> Provided entries
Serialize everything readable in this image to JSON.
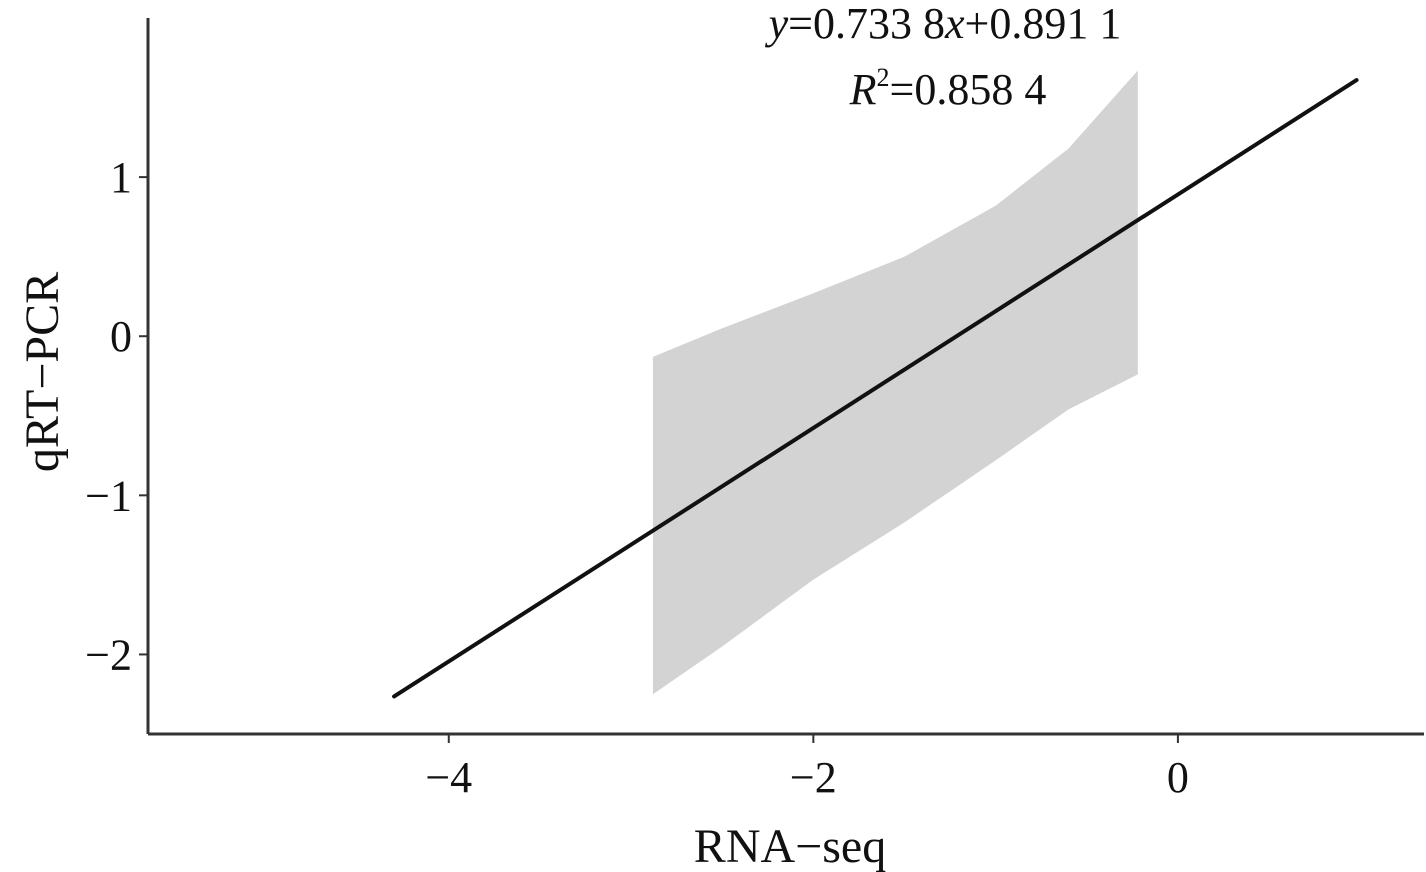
{
  "chart_data": {
    "type": "line",
    "xlabel": "RNA−seq",
    "ylabel": "qRT−PCR",
    "xlim": [
      -5.65,
      1.35
    ],
    "ylim": [
      -2.5,
      2.0
    ],
    "x_ticks": [
      -4,
      -2,
      0
    ],
    "x_tick_labels": [
      "−4",
      "−2",
      "0"
    ],
    "y_ticks": [
      -2,
      -1,
      0,
      1
    ],
    "y_tick_labels": [
      "−2",
      "−1",
      "0",
      "1"
    ],
    "grid": false,
    "series": [
      {
        "kind": "fit-line",
        "x": [
          -4.3,
          0.98
        ],
        "y": [
          -2.264,
          1.61
        ]
      },
      {
        "kind": "confidence-band",
        "x": [
          -2.88,
          -2.5,
          -2.0,
          -1.5,
          -1.0,
          -0.6,
          -0.22
        ],
        "lower": [
          -2.25,
          -1.95,
          -1.53,
          -1.17,
          -0.78,
          -0.46,
          -0.24
        ],
        "upper": [
          -0.13,
          0.05,
          0.27,
          0.5,
          0.82,
          1.18,
          1.67
        ]
      }
    ],
    "annotations": {
      "equation": {
        "y_var": "y",
        "eq1": "=0.733 8",
        "x_var": "x",
        "eq2": "+0.891 1"
      },
      "r2": {
        "var": "R",
        "sup": "2",
        "value": "=0.858 4"
      }
    },
    "colors": {
      "line": "#111111",
      "band": "#d3d3d3",
      "axis": "#333333"
    }
  }
}
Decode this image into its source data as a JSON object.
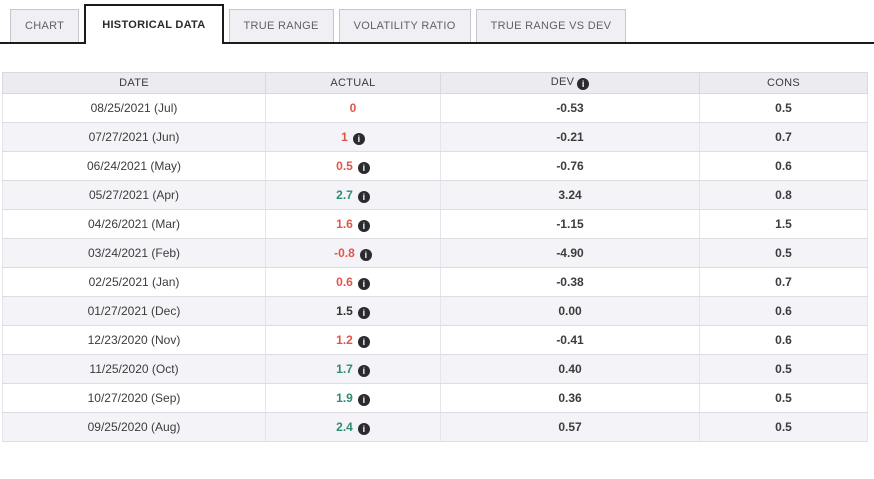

> Exercise goal
Where a line of the records above holds the word "this", copy that line.

> Answer to the exercise
Serialize everything readable in this image to JSON.
Decode this image into its source data as a JSON object.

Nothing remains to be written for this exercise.